## Problem requirements:
Lines holding the string "page" are the ones to copy; find them all in the data.

## Records shown:
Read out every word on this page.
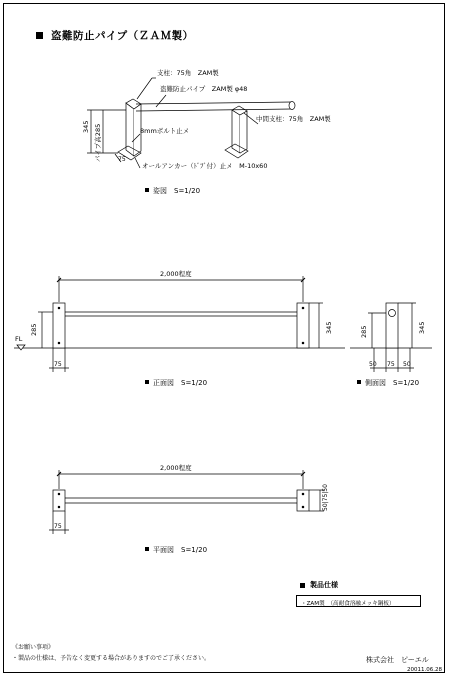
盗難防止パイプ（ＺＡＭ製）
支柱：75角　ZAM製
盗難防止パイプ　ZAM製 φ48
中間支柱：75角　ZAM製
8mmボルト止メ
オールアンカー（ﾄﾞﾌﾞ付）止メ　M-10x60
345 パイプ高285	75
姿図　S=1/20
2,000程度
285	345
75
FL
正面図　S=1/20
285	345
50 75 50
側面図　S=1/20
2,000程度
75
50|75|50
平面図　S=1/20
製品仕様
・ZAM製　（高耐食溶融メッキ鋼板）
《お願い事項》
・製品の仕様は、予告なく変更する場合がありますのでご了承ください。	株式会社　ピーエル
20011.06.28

---

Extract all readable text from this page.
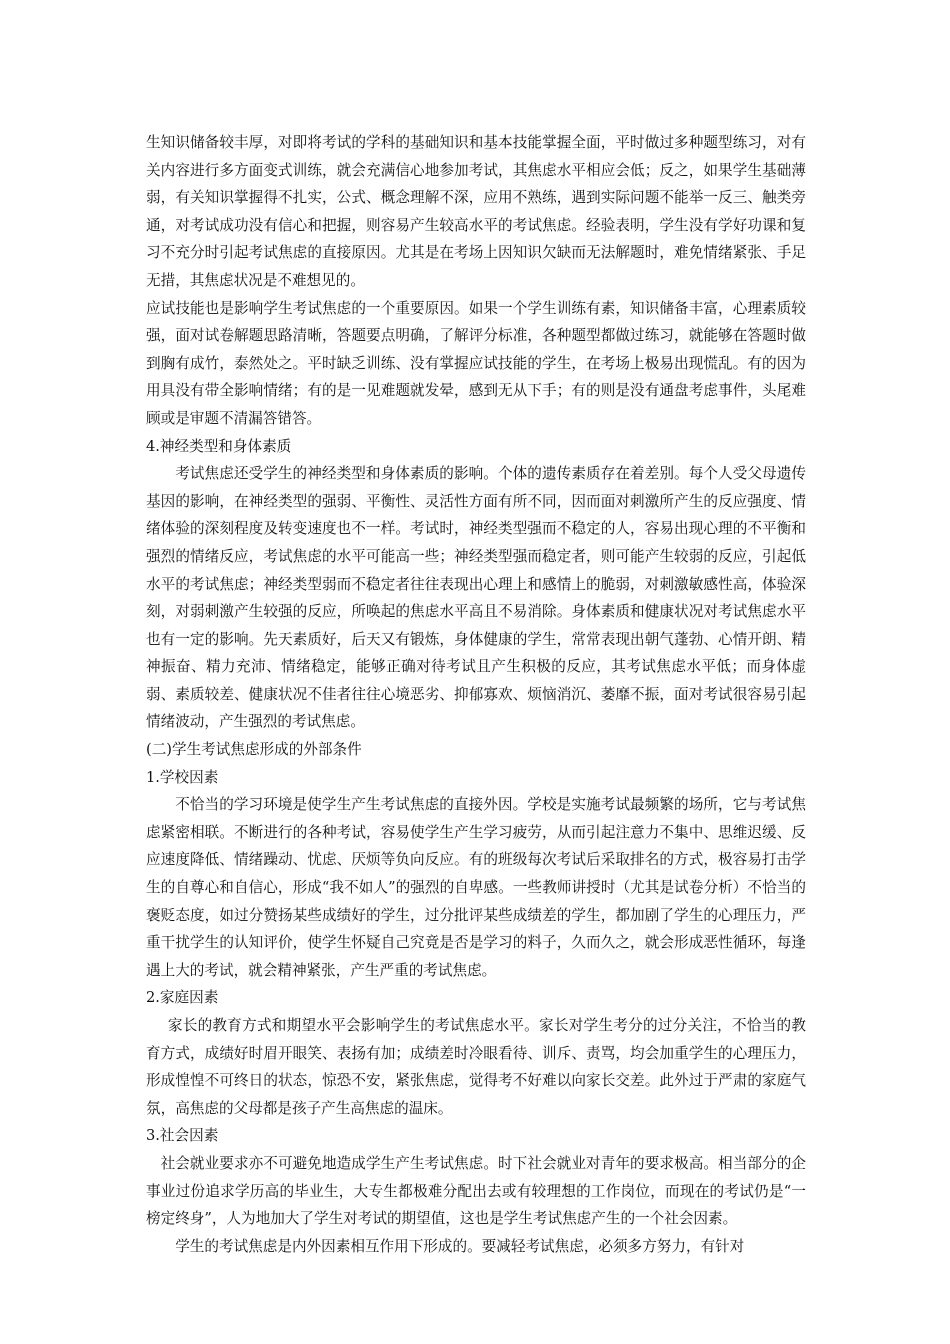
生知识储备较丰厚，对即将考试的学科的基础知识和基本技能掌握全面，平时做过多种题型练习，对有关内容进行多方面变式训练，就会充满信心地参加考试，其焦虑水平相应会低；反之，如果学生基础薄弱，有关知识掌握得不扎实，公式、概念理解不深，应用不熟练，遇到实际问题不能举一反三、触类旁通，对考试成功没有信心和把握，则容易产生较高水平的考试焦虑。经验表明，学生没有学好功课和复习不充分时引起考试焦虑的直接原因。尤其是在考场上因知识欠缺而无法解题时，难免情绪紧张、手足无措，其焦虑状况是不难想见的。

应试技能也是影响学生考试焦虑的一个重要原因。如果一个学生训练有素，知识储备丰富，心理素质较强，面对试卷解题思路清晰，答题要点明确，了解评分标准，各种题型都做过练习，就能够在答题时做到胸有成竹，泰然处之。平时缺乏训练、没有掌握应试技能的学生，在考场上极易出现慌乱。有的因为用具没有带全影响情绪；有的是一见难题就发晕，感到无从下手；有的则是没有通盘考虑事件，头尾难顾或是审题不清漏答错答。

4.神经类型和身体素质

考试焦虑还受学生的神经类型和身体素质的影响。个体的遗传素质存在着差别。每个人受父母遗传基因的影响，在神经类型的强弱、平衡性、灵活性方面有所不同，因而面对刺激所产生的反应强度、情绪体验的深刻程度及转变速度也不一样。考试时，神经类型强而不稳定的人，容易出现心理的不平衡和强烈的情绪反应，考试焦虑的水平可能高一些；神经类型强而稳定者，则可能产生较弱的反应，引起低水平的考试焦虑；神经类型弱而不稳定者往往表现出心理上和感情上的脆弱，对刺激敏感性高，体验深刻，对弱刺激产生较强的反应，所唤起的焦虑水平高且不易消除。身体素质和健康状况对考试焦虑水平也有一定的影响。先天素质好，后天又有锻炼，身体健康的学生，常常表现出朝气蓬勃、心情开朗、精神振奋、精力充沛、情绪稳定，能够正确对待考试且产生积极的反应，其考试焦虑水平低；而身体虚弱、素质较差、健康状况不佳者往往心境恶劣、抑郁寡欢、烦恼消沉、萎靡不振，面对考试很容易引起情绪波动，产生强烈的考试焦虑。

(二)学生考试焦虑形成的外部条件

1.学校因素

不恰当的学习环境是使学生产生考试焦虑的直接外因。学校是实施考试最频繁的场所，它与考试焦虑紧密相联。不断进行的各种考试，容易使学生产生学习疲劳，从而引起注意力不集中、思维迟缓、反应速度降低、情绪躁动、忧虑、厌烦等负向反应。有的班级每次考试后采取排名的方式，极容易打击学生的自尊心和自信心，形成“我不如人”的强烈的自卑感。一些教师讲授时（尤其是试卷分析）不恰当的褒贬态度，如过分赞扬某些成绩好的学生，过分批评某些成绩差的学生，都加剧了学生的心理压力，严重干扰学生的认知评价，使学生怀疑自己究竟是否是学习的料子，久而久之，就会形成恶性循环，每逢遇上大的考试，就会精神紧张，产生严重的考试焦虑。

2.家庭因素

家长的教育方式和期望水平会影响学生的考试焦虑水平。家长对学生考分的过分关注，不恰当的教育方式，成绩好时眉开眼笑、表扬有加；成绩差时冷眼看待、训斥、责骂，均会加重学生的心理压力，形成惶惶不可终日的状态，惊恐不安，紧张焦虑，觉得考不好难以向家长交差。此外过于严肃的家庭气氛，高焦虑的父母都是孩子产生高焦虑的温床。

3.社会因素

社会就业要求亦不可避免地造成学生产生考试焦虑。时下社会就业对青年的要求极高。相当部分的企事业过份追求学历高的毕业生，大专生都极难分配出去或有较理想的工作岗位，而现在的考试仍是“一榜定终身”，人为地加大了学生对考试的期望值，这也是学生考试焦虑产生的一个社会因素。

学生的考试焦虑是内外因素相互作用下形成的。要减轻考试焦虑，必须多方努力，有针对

## Complete response:
Read out every word on this page.
Extract all readable text from this page.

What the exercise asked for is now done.